===== DATA RECORDS =====
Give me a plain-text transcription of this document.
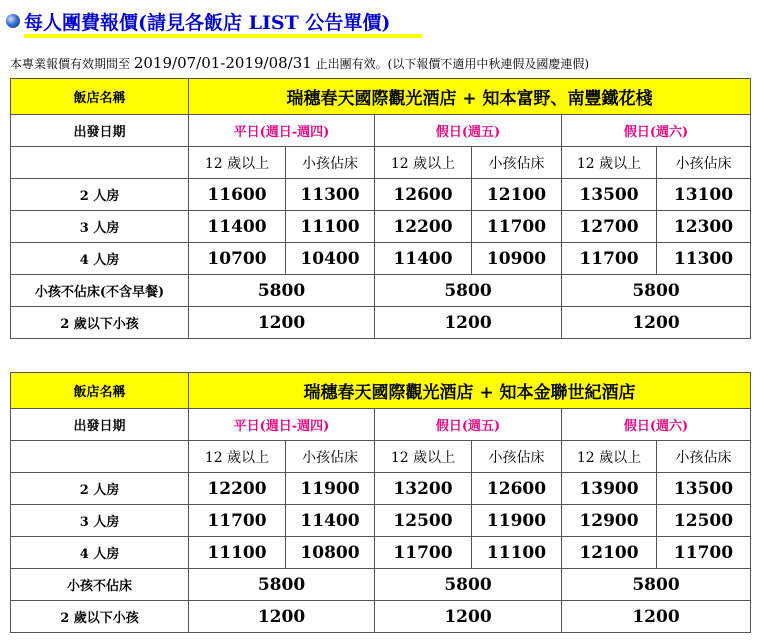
每人團費報價(請見各飯店 LIST 公告單價)
本專業報價有效期間至 2019/07/01-2019/08/31 止出團有效。(以下報價不適用中秋連假及國慶連假)
飯店名稱	瑞穗春天國際觀光酒店 + 知本富野、南豐鐵花棧					
出發日期	平日(週日-週四)		假日(週五)		假日(週六)	
	12 歲以上	小孩佔床	12 歲以上	小孩佔床	12 歲以上	小孩佔床
2 人房	11600	11300	12600	12100	13500	13100
3 人房	11400	11100	12200	11700	12700	12300
4 人房	10700	10400	11400	10900	11700	11300
小孩不佔床(不含早餐)	5800		5800		5800	
2 歲以下小孩	1200		1200		1200	
飯店名稱	瑞穗春天國際觀光酒店 + 知本金聯世紀酒店					
出發日期	平日(週日-週四)		假日(週五)		假日(週六)	
	12 歲以上	小孩佔床	12 歲以上	小孩佔床	12 歲以上	小孩佔床
2 人房	12200	11900	13200	12600	13900	13500
3 人房	11700	11400	12500	11900	12900	12500
4 人房	11100	10800	11700	11100	12100	11700
小孩不佔床	5800		5800		5800	
2 歲以下小孩	1200		1200		1200	
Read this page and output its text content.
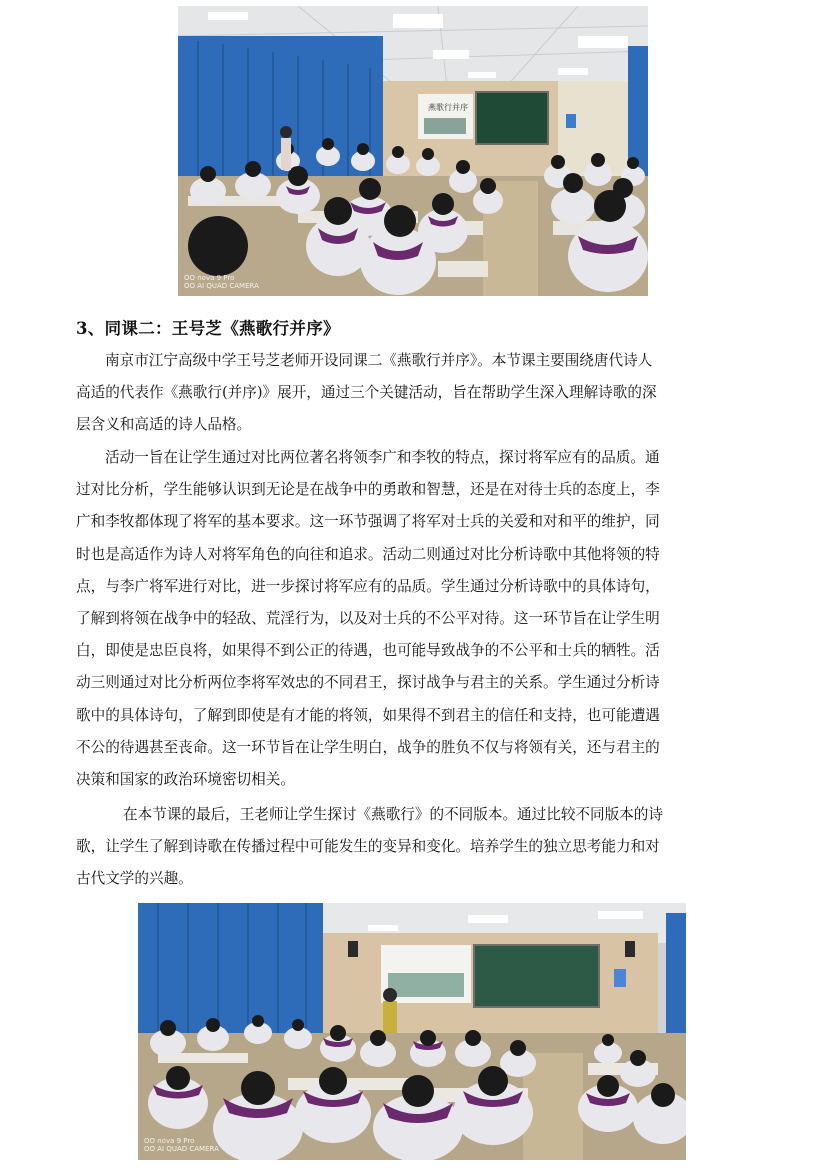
燕歌行并序
OO nova 9 Pro
OO AI QUAD CAMERA
3、同课二：王号芝《燕歌行并序》
南京市江宁高级中学王号芝老师开设同课二《燕歌行并序》。本节课主要围绕唐代诗人
高适的代表作《燕歌行(并序)》展开，通过三个关键活动，旨在帮助学生深入理解诗歌的深
层含义和高适的诗人品格。
活动一旨在让学生通过对比两位著名将领李广和李牧的特点，探讨将军应有的品质。通
过对比分析，学生能够认识到无论是在战争中的勇敢和智慧，还是在对待士兵的态度上，李
广和李牧都体现了将军的基本要求。这一环节强调了将军对士兵的关爱和对和平的维护，同
时也是高适作为诗人对将军角色的向往和追求。活动二则通过对比分析诗歌中其他将领的特
点，与李广将军进行对比，进一步探讨将军应有的品质。学生通过分析诗歌中的具体诗句，
了解到将领在战争中的轻敌、荒淫行为，以及对士兵的不公平对待。这一环节旨在让学生明
白，即使是忠臣良将，如果得不到公正的待遇，也可能导致战争的不公平和士兵的牺牲。活
动三则通过对比分析两位李将军效忠的不同君王，探讨战争与君主的关系。学生通过分析诗
歌中的具体诗句，了解到即使是有才能的将领，如果得不到君主的信任和支持，也可能遭遇
不公的待遇甚至丧命。这一环节旨在让学生明白，战争的胜负不仅与将领有关，还与君主的
决策和国家的政治环境密切相关。
在本节课的最后，王老师让学生探讨《燕歌行》的不同版本。通过比较不同版本的诗
歌，让学生了解到诗歌在传播过程中可能发生的变异和变化。培养学生的独立思考能力和对
古代文学的兴趣。
OO nova 9 Pro
OO AI QUAD CAMERA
=====
_WHAT YOU ARE ASKED TO DO:_ Quote everything in the listing above exactly; pictures are the only thing to omit.

_TASK RESPONSE:_
Give me a plain-text transcription of this document.
每人團費報價(請見各飯店 LIST 公告單價)
本專業報價有效期間至 2019/07/01-2019/08/31 止出團有效。(以下報價不適用中秋連假及國慶連假)
飯店名稱	瑞穗春天國際觀光酒店 + 知本富野、南豐鐵花棧					
出發日期	平日(週日-週四)		假日(週五)		假日(週六)	
	12 歲以上	小孩佔床	12 歲以上	小孩佔床	12 歲以上	小孩佔床
2 人房	11600	11300	12600	12100	13500	13100
3 人房	11400	11100	12200	11700	12700	12300
4 人房	10700	10400	11400	10900	11700	11300
小孩不佔床(不含早餐)	5800		5800		5800	
2 歲以下小孩	1200		1200		1200	
飯店名稱	瑞穗春天國際觀光酒店 + 知本金聯世紀酒店					
出發日期	平日(週日-週四)		假日(週五)		假日(週六)	
	12 歲以上	小孩佔床	12 歲以上	小孩佔床	12 歲以上	小孩佔床
2 人房	12200	11900	13200	12600	13900	13500
3 人房	11700	11400	12500	11900	12900	12500
4 人房	11100	10800	11700	11100	12100	11700
小孩不佔床	5800		5800		5800	
2 歲以下小孩	1200		1200		1200	
Read this page and output its text content.
燕歌行并序
OO nova 9 Pro
OO AI QUAD CAMERA
3、同课二：王号芝《燕歌行并序》
南京市江宁高级中学王号芝老师开设同课二《燕歌行并序》。本节课主要围绕唐代诗人
高适的代表作《燕歌行(并序)》展开，通过三个关键活动，旨在帮助学生深入理解诗歌的深
层含义和高适的诗人品格。
活动一旨在让学生通过对比两位著名将领李广和李牧的特点，探讨将军应有的品质。通
过对比分析，学生能够认识到无论是在战争中的勇敢和智慧，还是在对待士兵的态度上，李
广和李牧都体现了将军的基本要求。这一环节强调了将军对士兵的关爱和对和平的维护，同
时也是高适作为诗人对将军角色的向往和追求。活动二则通过对比分析诗歌中其他将领的特
点，与李广将军进行对比，进一步探讨将军应有的品质。学生通过分析诗歌中的具体诗句，
了解到将领在战争中的轻敌、荒淫行为，以及对士兵的不公平对待。这一环节旨在让学生明
白，即使是忠臣良将，如果得不到公正的待遇，也可能导致战争的不公平和士兵的牺牲。活
动三则通过对比分析两位李将军效忠的不同君王，探讨战争与君主的关系。学生通过分析诗
歌中的具体诗句，了解到即使是有才能的将领，如果得不到君主的信任和支持，也可能遭遇
不公的待遇甚至丧命。这一环节旨在让学生明白，战争的胜负不仅与将领有关，还与君主的
决策和国家的政治环境密切相关。
在本节课的最后，王老师让学生探讨《燕歌行》的不同版本。通过比较不同版本的诗
歌，让学生了解到诗歌在传播过程中可能发生的变异和变化。培养学生的独立思考能力和对
古代文学的兴趣。
OO nova 9 Pro
OO AI QUAD CAMERA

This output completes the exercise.